Stated task: Write out the data below in full. Keep it exact.

Entries provided:
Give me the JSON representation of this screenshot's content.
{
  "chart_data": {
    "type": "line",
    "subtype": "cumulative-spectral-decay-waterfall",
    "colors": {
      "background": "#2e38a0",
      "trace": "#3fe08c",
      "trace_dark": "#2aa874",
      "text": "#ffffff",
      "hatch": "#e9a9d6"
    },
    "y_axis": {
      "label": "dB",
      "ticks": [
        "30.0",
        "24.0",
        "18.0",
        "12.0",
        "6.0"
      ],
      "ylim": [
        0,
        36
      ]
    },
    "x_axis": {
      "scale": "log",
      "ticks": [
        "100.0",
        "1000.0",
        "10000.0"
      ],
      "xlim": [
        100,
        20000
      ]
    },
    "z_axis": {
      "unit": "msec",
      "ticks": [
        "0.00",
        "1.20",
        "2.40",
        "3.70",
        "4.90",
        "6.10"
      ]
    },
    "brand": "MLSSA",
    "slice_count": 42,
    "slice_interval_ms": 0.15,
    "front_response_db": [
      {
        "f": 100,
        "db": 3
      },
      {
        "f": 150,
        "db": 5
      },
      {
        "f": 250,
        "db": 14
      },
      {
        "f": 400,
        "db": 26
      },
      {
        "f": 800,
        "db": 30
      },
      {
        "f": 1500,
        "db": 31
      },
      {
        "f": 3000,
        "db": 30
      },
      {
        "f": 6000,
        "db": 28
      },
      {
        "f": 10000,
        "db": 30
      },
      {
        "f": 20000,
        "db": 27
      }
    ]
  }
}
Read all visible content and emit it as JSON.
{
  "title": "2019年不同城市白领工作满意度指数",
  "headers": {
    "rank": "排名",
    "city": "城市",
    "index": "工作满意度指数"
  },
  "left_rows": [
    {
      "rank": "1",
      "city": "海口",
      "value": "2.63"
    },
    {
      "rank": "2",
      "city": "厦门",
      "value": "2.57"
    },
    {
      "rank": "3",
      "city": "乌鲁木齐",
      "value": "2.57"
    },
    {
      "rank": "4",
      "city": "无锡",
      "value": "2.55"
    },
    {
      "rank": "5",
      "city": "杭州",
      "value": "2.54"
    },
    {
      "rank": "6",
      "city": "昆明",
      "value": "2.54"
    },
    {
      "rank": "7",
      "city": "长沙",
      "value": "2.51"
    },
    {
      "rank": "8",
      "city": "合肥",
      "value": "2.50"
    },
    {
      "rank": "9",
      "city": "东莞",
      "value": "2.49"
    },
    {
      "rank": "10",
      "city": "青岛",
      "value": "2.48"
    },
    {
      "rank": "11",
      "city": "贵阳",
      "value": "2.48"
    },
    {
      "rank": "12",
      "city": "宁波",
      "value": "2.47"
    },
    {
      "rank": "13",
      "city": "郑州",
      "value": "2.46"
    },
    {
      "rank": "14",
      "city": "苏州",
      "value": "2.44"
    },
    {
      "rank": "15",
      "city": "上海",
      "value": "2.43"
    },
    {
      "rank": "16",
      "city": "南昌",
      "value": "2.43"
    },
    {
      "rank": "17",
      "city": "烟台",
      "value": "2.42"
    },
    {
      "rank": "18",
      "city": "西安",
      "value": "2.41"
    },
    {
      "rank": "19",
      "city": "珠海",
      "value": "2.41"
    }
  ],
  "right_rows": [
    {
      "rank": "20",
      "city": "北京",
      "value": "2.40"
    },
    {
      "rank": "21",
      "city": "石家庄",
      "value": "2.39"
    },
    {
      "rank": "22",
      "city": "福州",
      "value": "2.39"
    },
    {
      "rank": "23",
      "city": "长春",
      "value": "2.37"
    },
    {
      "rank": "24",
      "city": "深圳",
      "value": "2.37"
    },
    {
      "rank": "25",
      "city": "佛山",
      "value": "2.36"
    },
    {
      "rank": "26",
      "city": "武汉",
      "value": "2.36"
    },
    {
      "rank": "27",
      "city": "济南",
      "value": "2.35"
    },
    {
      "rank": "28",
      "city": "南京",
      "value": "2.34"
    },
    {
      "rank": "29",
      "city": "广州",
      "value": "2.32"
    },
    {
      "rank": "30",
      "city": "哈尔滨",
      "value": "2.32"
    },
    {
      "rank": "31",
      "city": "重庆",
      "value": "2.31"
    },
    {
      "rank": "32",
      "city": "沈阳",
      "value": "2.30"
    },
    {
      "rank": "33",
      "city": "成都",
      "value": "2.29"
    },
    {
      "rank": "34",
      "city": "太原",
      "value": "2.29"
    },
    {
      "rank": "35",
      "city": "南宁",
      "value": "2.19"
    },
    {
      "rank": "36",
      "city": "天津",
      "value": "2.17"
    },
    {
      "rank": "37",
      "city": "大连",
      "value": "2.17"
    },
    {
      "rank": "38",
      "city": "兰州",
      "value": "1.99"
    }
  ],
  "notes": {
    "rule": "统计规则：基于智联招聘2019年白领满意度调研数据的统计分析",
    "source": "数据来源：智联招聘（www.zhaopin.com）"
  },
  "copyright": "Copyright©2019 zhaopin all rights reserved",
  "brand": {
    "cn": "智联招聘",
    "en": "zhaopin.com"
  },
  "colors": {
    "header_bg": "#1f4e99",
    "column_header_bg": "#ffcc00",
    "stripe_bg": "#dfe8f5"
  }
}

Written answer:
Give me the JSON representation of this screenshot's content.
{
  "chart_data": {
    "type": "line",
    "subtype": "cumulative-spectral-decay-waterfall",
    "colors": {
      "background": "#2e38a0",
      "trace": "#3fe08c",
      "trace_dark": "#2aa874",
      "text": "#ffffff",
      "hatch": "#e9a9d6"
    },
    "y_axis": {
      "label": "dB",
      "ticks": [
        "30.0",
        "24.0",
        "18.0",
        "12.0",
        "6.0"
      ],
      "ylim": [
        0,
        36
      ]
    },
    "x_axis": {
      "scale": "log",
      "ticks": [
        "100.0",
        "1000.0",
        "10000.0"
      ],
      "xlim": [
        100,
        20000
      ]
    },
    "z_axis": {
      "unit": "msec",
      "ticks": [
        "0.00",
        "1.20",
        "2.40",
        "3.70",
        "4.90",
        "6.10"
      ]
    },
    "brand": "MLSSA",
    "slice_count": 42,
    "slice_interval_ms": 0.15,
    "front_response_db": [
      {
        "f": 100,
        "db": 3
      },
      {
        "f": 150,
        "db": 5
      },
      {
        "f": 250,
        "db": 14
      },
      {
        "f": 400,
        "db": 26
      },
      {
        "f": 800,
        "db": 30
      },
      {
        "f": 1500,
        "db": 31
      },
      {
        "f": 3000,
        "db": 30
      },
      {
        "f": 6000,
        "db": 28
      },
      {
        "f": 10000,
        "db": 30
      },
      {
        "f": 20000,
        "db": 27
      }
    ]
  }
}
Read all visible content and emit it as JSON.
{
  "title": "2019年不同城市白领工作满意度指数",
  "headers": {
    "rank": "排名",
    "city": "城市",
    "index": "工作满意度指数"
  },
  "left_rows": [
    {
      "rank": "1",
      "city": "海口",
      "value": "2.63"
    },
    {
      "rank": "2",
      "city": "厦门",
      "value": "2.57"
    },
    {
      "rank": "3",
      "city": "乌鲁木齐",
      "value": "2.57"
    },
    {
      "rank": "4",
      "city": "无锡",
      "value": "2.55"
    },
    {
      "rank": "5",
      "city": "杭州",
      "value": "2.54"
    },
    {
      "rank": "6",
      "city": "昆明",
      "value": "2.54"
    },
    {
      "rank": "7",
      "city": "长沙",
      "value": "2.51"
    },
    {
      "rank": "8",
      "city": "合肥",
      "value": "2.50"
    },
    {
      "rank": "9",
      "city": "东莞",
      "value": "2.49"
    },
    {
      "rank": "10",
      "city": "青岛",
      "value": "2.48"
    },
    {
      "rank": "11",
      "city": "贵阳",
      "value": "2.48"
    },
    {
      "rank": "12",
      "city": "宁波",
      "value": "2.47"
    },
    {
      "rank": "13",
      "city": "郑州",
      "value": "2.46"
    },
    {
      "rank": "14",
      "city": "苏州",
      "value": "2.44"
    },
    {
      "rank": "15",
      "city": "上海",
      "value": "2.43"
    },
    {
      "rank": "16",
      "city": "南昌",
      "value": "2.43"
    },
    {
      "rank": "17",
      "city": "烟台",
      "value": "2.42"
    },
    {
      "rank": "18",
      "city": "西安",
      "value": "2.41"
    },
    {
      "rank": "19",
      "city": "珠海",
      "value": "2.41"
    }
  ],
  "right_rows": [
    {
      "rank": "20",
      "city": "北京",
      "value": "2.40"
    },
    {
      "rank": "21",
      "city": "石家庄",
      "value": "2.39"
    },
    {
      "rank": "22",
      "city": "福州",
      "value": "2.39"
    },
    {
      "rank": "23",
      "city": "长春",
      "value": "2.37"
    },
    {
      "rank": "24",
      "city": "深圳",
      "value": "2.37"
    },
    {
      "rank": "25",
      "city": "佛山",
      "value": "2.36"
    },
    {
      "rank": "26",
      "city": "武汉",
      "value": "2.36"
    },
    {
      "rank": "27",
      "city": "济南",
      "value": "2.35"
    },
    {
      "rank": "28",
      "city": "南京",
      "value": "2.34"
    },
    {
      "rank": "29",
      "city": "广州",
      "value": "2.32"
    },
    {
      "rank": "30",
      "city": "哈尔滨",
      "value": "2.32"
    },
    {
      "rank": "31",
      "city": "重庆",
      "value": "2.31"
    },
    {
      "rank": "32",
      "city": "沈阳",
      "value": "2.30"
    },
    {
      "rank": "33",
      "city": "成都",
      "value": "2.29"
    },
    {
      "rank": "34",
      "city": "太原",
      "value": "2.29"
    },
    {
      "rank": "35",
      "city": "南宁",
      "value": "2.19"
    },
    {
      "rank": "36",
      "city": "天津",
      "value": "2.17"
    },
    {
      "rank": "37",
      "city": "大连",
      "value": "2.17"
    },
    {
      "rank": "38",
      "city": "兰州",
      "value": "1.99"
    }
  ],
  "notes": {
    "rule": "统计规则：基于智联招聘2019年白领满意度调研数据的统计分析",
    "source": "数据来源：智联招聘（www.zhaopin.com）"
  },
  "copyright": "Copyright©2019 zhaopin all rights reserved",
  "brand": {
    "cn": "智联招聘",
    "en": "zhaopin.com"
  },
  "colors": {
    "header_bg": "#1f4e99",
    "column_header_bg": "#ffcc00",
    "stripe_bg": "#dfe8f5"
  }
}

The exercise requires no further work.